--- Begin Extracted information ---

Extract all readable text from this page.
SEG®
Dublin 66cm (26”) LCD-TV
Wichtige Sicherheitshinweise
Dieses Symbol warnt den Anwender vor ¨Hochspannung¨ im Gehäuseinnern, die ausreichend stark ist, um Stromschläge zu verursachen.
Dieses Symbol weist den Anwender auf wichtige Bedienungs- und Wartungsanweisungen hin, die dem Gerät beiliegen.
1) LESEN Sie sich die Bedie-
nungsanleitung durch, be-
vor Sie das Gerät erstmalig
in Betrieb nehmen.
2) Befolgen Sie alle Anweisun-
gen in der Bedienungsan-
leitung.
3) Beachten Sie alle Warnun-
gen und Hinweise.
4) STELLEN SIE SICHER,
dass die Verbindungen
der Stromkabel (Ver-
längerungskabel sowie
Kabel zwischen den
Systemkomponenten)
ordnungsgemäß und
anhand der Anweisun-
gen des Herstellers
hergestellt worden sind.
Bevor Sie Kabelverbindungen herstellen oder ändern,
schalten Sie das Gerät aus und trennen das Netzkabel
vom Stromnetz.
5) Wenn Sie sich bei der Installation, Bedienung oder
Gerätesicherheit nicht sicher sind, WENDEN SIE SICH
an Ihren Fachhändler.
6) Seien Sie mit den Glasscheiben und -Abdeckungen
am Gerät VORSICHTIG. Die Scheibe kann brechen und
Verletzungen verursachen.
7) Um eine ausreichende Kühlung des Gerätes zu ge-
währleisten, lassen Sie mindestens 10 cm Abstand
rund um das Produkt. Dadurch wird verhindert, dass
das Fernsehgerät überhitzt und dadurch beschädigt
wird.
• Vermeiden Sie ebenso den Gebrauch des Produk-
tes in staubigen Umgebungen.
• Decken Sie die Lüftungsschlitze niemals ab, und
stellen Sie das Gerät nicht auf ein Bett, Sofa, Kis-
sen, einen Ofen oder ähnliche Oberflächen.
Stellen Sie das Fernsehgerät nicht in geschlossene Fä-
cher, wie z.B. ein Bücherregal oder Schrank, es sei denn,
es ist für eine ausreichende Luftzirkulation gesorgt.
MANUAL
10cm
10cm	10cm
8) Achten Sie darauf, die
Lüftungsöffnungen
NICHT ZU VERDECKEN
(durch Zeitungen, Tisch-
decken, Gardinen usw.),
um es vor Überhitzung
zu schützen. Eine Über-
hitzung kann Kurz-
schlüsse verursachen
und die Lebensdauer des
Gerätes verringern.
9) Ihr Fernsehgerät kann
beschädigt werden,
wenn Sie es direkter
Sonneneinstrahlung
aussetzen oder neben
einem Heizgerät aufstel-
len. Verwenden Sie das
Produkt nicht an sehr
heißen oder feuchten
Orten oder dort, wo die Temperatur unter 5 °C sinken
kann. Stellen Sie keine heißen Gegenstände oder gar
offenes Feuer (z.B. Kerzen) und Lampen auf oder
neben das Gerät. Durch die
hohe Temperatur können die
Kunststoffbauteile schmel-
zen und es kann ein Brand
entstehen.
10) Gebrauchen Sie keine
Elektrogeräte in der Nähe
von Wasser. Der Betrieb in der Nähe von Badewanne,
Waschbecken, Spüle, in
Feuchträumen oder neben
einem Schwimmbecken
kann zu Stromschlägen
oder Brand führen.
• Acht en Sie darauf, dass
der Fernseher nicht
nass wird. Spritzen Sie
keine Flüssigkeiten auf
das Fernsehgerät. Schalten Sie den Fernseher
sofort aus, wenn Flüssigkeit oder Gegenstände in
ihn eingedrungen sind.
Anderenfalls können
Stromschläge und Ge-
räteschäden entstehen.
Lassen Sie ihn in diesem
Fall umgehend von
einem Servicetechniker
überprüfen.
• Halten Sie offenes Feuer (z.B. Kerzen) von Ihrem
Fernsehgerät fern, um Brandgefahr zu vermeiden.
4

--- End Extracted information ---
--- Begin Extracted information ---

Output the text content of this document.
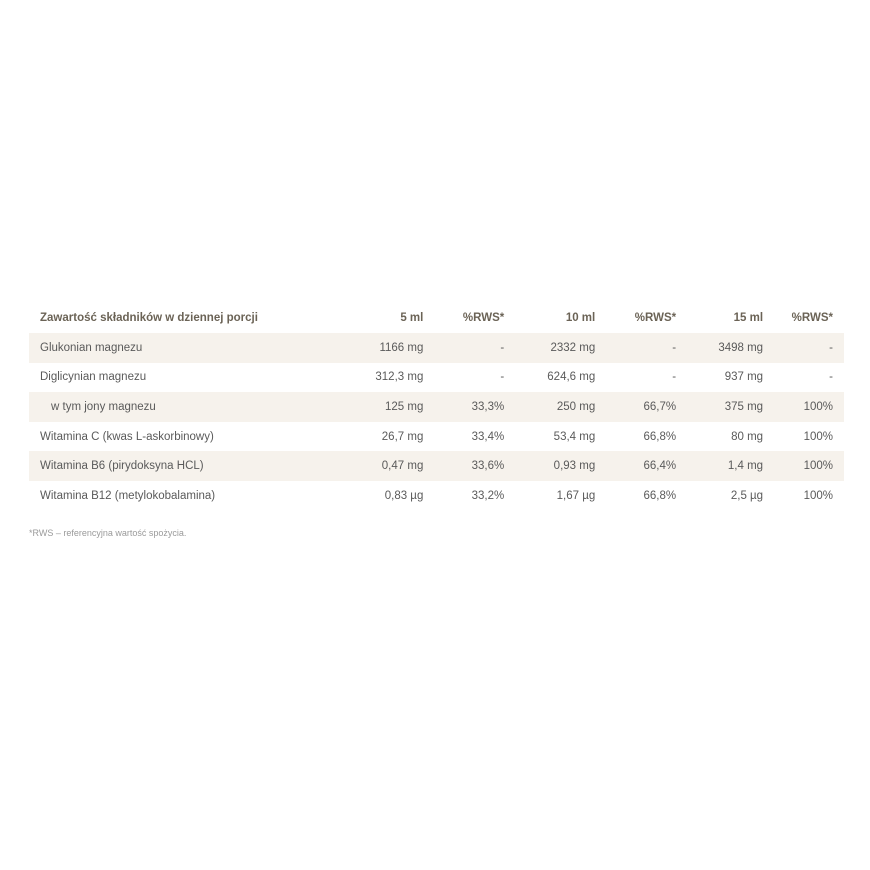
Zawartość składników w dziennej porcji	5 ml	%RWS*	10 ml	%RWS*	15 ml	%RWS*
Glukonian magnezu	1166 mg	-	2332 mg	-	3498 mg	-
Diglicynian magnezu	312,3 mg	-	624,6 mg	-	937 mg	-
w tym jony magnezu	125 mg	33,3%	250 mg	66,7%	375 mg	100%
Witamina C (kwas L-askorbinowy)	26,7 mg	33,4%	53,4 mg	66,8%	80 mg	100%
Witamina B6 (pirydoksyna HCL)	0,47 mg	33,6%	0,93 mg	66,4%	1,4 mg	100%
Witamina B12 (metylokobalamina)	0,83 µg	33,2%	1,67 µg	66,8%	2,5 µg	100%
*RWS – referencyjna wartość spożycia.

--- End Extracted information ---
--- Begin Extracted information ---

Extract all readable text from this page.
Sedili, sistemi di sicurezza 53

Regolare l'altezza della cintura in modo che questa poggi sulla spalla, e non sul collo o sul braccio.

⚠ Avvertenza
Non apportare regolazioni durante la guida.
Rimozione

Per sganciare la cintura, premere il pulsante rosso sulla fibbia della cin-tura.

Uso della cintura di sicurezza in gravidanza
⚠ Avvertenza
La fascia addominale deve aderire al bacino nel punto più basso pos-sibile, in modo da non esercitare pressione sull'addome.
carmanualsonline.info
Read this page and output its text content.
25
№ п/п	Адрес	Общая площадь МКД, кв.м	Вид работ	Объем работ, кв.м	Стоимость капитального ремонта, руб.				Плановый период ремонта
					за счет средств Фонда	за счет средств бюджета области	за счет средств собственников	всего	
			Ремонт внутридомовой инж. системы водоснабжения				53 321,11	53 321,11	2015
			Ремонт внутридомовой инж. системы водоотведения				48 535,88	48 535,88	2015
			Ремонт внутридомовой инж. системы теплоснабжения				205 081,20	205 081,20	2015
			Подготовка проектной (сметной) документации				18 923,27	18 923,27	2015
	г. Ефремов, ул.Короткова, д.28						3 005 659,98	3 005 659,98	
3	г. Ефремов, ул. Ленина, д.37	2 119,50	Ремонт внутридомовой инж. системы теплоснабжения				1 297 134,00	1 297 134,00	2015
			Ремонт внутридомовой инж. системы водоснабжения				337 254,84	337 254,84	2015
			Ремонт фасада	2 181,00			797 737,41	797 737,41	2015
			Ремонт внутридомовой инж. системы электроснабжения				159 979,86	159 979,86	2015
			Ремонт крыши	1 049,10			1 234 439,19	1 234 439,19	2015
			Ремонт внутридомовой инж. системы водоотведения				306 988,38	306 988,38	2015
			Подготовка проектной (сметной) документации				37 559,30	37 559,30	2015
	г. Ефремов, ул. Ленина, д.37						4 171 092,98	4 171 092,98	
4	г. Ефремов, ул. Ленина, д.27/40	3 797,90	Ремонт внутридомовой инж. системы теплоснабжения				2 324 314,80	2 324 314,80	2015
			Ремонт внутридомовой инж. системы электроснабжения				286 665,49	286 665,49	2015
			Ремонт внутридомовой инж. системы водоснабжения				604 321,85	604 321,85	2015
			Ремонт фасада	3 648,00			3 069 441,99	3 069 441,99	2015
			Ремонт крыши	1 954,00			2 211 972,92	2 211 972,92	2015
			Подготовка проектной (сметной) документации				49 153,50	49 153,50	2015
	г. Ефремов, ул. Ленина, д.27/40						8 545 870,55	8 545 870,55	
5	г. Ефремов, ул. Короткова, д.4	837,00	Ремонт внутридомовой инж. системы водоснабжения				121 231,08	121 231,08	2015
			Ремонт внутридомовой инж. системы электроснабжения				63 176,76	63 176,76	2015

--- End Extracted information ---

● **Exercise task**
In the entries above, count every line containing the word "sicurezza". Write only the total.

● **Solution for this problem**
2